MATERIAL FOR THE TASK:
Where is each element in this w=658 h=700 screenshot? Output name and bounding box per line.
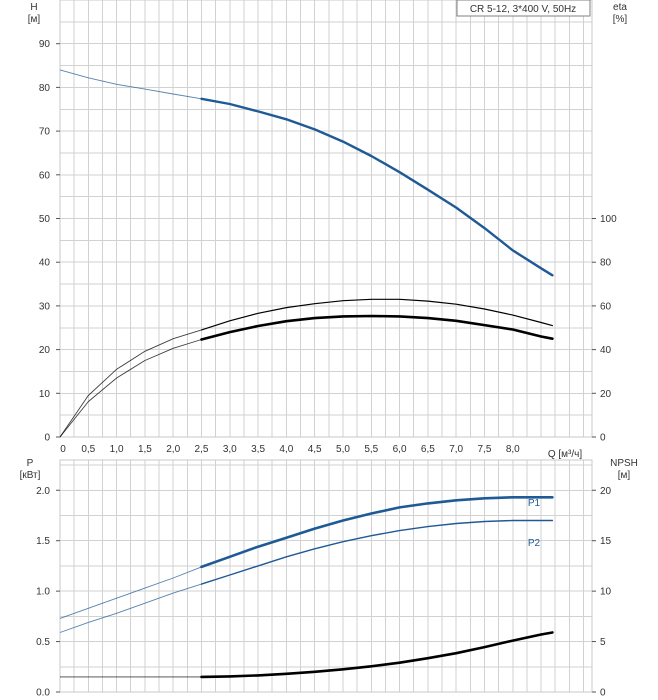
- top-series-0-line: [200, 97, 554, 277]
- bottom-right-tick-label: 0: [600, 688, 606, 699]
- eta-axis-label: eta: [613, 2, 627, 13]
- top-series-1-line: [200, 314, 554, 341]
- top-left-tick-label: 50: [39, 214, 51, 225]
- bottom-left-tick-label: 1.0: [36, 587, 50, 598]
- bottom-right-tick-label: 5: [600, 637, 606, 648]
- performance-panel: 0 10 20 30 40 50 60 70 80 90 0 20 40 60 80 100 0 0,5 1,0 1,…: [28, 0, 628, 460]
- p-axis-label: P: [27, 458, 34, 469]
- top-series-0-extrapolated: [59, 69, 202, 100]
- npsh-axis-label: NPSH: [610, 458, 638, 469]
- bottom-right-tick-label: 10: [600, 587, 612, 598]
- h-axis-unit: [м]: [28, 14, 41, 25]
- p2-series-label: P2: [528, 538, 541, 549]
- x-tick-label: 2,0: [166, 444, 180, 455]
- top-left-tick-label: 0: [44, 433, 50, 444]
- top-left-tick-label: 60: [39, 170, 51, 181]
- bottom-series-1-line: [200, 519, 554, 585]
- bottom-plot-frame: [59, 459, 593, 693]
- bottom-series-1-extrapolated: [59, 583, 202, 633]
- bottom-series-2-line: [200, 631, 554, 679]
- x-tick-label: 0: [60, 444, 66, 455]
- x-tick-label: 6,0: [393, 444, 407, 455]
- x-tick-label: 7,5: [478, 444, 492, 455]
- top-left-tick-label: 80: [39, 83, 51, 94]
- bottom-left-tick-label: 2.0: [36, 486, 50, 497]
- x-tick-label: 3,5: [251, 444, 265, 455]
- top-right-tick-label: 40: [600, 345, 612, 356]
- top-right-tick-label: 0: [600, 433, 606, 444]
- q-axis-label: Q [м³/ч]: [548, 449, 583, 460]
- legend-text: CR 5-12, 3*400 V, 50Hz: [470, 4, 576, 15]
- power-panel: 0.0 0.5 1.0 1.5 2.0 0 5 10 15 20 P [кВт] NPSH [м]…: [20, 458, 638, 699]
- top-right-tick-label: 20: [600, 389, 612, 400]
- top-left-tick-label: 70: [39, 127, 51, 138]
- npsh-axis-unit: [м]: [618, 470, 631, 481]
- p-axis-unit: [кВт]: [20, 470, 41, 481]
- x-tick-label: 2,5: [195, 444, 209, 455]
- legend-box: [456, 0, 591, 17]
- top-left-tick-label: 40: [39, 258, 51, 269]
- bottom-left-tick-label: 0.5: [36, 637, 50, 648]
- h-axis-label: H: [30, 2, 37, 13]
- top-series-2-extrapolated: [59, 329, 202, 438]
- top-right-tick-label: 100: [600, 214, 617, 225]
- x-tick-label: 4,0: [279, 444, 293, 455]
- x-tick-label: 4,5: [308, 444, 322, 455]
- top-left-tick-label: 20: [39, 345, 51, 356]
- p1-series-label: P1: [528, 498, 541, 509]
- x-tick-label: 3,0: [223, 444, 237, 455]
- top-left-tick-label: 90: [39, 39, 51, 50]
- bottom-left-tick-label: 1.5: [36, 536, 50, 547]
- x-tick-label: 5,0: [336, 444, 350, 455]
- top-series-1-extrapolated: [59, 339, 202, 438]
- top-left-tick-label: 30: [39, 301, 51, 312]
- top-right-tick-label: 80: [600, 258, 612, 269]
- x-tick-label: 0,5: [81, 444, 95, 455]
- x-tick-label: 6,5: [421, 444, 435, 455]
- top-series-2-line: [200, 298, 554, 331]
- bottom-series-0-line: [200, 495, 554, 569]
- top-left-tick-label: 10: [39, 389, 51, 400]
- x-tick-label: 1,5: [138, 444, 152, 455]
- x-tick-label: 8,0: [506, 444, 520, 455]
- x-tick-label: 1,0: [110, 444, 124, 455]
- top-right-tick-label: 60: [600, 301, 612, 312]
- bottom-series-0-extrapolated: [59, 566, 202, 619]
- bottom-right-tick-label: 20: [600, 486, 612, 497]
- bottom-right-tick-label: 15: [600, 536, 612, 547]
- x-tick-label: 7,0: [449, 444, 463, 455]
- bottom-left-tick-label: 0.0: [36, 688, 50, 699]
- eta-axis-unit: [%]: [613, 14, 628, 25]
- x-tick-label: 5,5: [364, 444, 378, 455]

BRIEF: Reproduce the material above word for word, leaving out the picture.

SOLUTION FOR THIS TASK:
Where is each element in this w=658 h=700 screenshot? Output name and bounding box per line.
- top-series-0-line: [200, 97, 554, 277]
- bottom-right-tick-label: 0: [600, 688, 606, 699]
- eta-axis-label: eta: [613, 2, 627, 13]
- top-series-1-line: [200, 314, 554, 341]
- top-left-tick-label: 50: [39, 214, 51, 225]
- bottom-left-tick-label: 1.0: [36, 587, 50, 598]
- bottom-right-tick-label: 5: [600, 637, 606, 648]
- performance-panel: 0 10 20 30 40 50 60 70 80 90 0 20 40 60 80 100 0 0,5 1,0 1,…: [28, 0, 628, 460]
- p-axis-label: P: [27, 458, 34, 469]
- top-series-0-extrapolated: [59, 69, 202, 100]
- npsh-axis-label: NPSH: [610, 458, 638, 469]
- bottom-right-tick-label: 10: [600, 587, 612, 598]
- h-axis-unit: [м]: [28, 14, 41, 25]
- p2-series-label: P2: [528, 538, 541, 549]
- x-tick-label: 2,0: [166, 444, 180, 455]
- top-left-tick-label: 0: [44, 433, 50, 444]
- top-left-tick-label: 60: [39, 170, 51, 181]
- bottom-series-1-line: [200, 519, 554, 585]
- bottom-plot-frame: [59, 459, 593, 693]
- bottom-series-1-extrapolated: [59, 583, 202, 633]
- bottom-series-2-line: [200, 631, 554, 679]
- x-tick-label: 0: [60, 444, 66, 455]
- x-tick-label: 6,0: [393, 444, 407, 455]
- x-tick-label: 7,5: [478, 444, 492, 455]
- top-left-tick-label: 80: [39, 83, 51, 94]
- bottom-left-tick-label: 2.0: [36, 486, 50, 497]
- x-tick-label: 3,5: [251, 444, 265, 455]
- top-right-tick-label: 40: [600, 345, 612, 356]
- top-right-tick-label: 0: [600, 433, 606, 444]
- q-axis-label: Q [м³/ч]: [548, 449, 583, 460]
- legend-text: CR 5-12, 3*400 V, 50Hz: [470, 4, 576, 15]
- power-panel: 0.0 0.5 1.0 1.5 2.0 0 5 10 15 20 P [кВт] NPSH [м]…: [20, 458, 638, 699]
- top-right-tick-label: 20: [600, 389, 612, 400]
- top-left-tick-label: 70: [39, 127, 51, 138]
- npsh-axis-unit: [м]: [618, 470, 631, 481]
- p-axis-unit: [кВт]: [20, 470, 41, 481]
- x-tick-label: 2,5: [195, 444, 209, 455]
- legend-box: [456, 0, 591, 17]
- top-left-tick-label: 40: [39, 258, 51, 269]
- bottom-left-tick-label: 0.5: [36, 637, 50, 648]
- h-axis-label: H: [30, 2, 37, 13]
- top-series-2-extrapolated: [59, 329, 202, 438]
- top-right-tick-label: 100: [600, 214, 617, 225]
- x-tick-label: 4,0: [279, 444, 293, 455]
- x-tick-label: 4,5: [308, 444, 322, 455]
- top-left-tick-label: 20: [39, 345, 51, 356]
- p1-series-label: P1: [528, 498, 541, 509]
- x-tick-label: 3,0: [223, 444, 237, 455]
- top-left-tick-label: 90: [39, 39, 51, 50]
- bottom-left-tick-label: 1.5: [36, 536, 50, 547]
- x-tick-label: 5,0: [336, 444, 350, 455]
- top-series-1-extrapolated: [59, 339, 202, 438]
- top-left-tick-label: 30: [39, 301, 51, 312]
- top-right-tick-label: 80: [600, 258, 612, 269]
- x-tick-label: 0,5: [81, 444, 95, 455]
- x-tick-label: 6,5: [421, 444, 435, 455]
- top-series-2-line: [200, 298, 554, 331]
- bottom-series-0-line: [200, 495, 554, 569]
- top-left-tick-label: 10: [39, 389, 51, 400]
- x-tick-label: 1,5: [138, 444, 152, 455]
- x-tick-label: 8,0: [506, 444, 520, 455]
- x-tick-label: 1,0: [110, 444, 124, 455]
- top-right-tick-label: 60: [600, 301, 612, 312]
- bottom-series-0-extrapolated: [59, 566, 202, 619]
- bottom-right-tick-label: 20: [600, 486, 612, 497]
- bottom-right-tick-label: 15: [600, 536, 612, 547]
- x-tick-label: 7,0: [449, 444, 463, 455]
- bottom-left-tick-label: 0.0: [36, 688, 50, 699]
- eta-axis-unit: [%]: [613, 14, 628, 25]
- x-tick-label: 5,5: [364, 444, 378, 455]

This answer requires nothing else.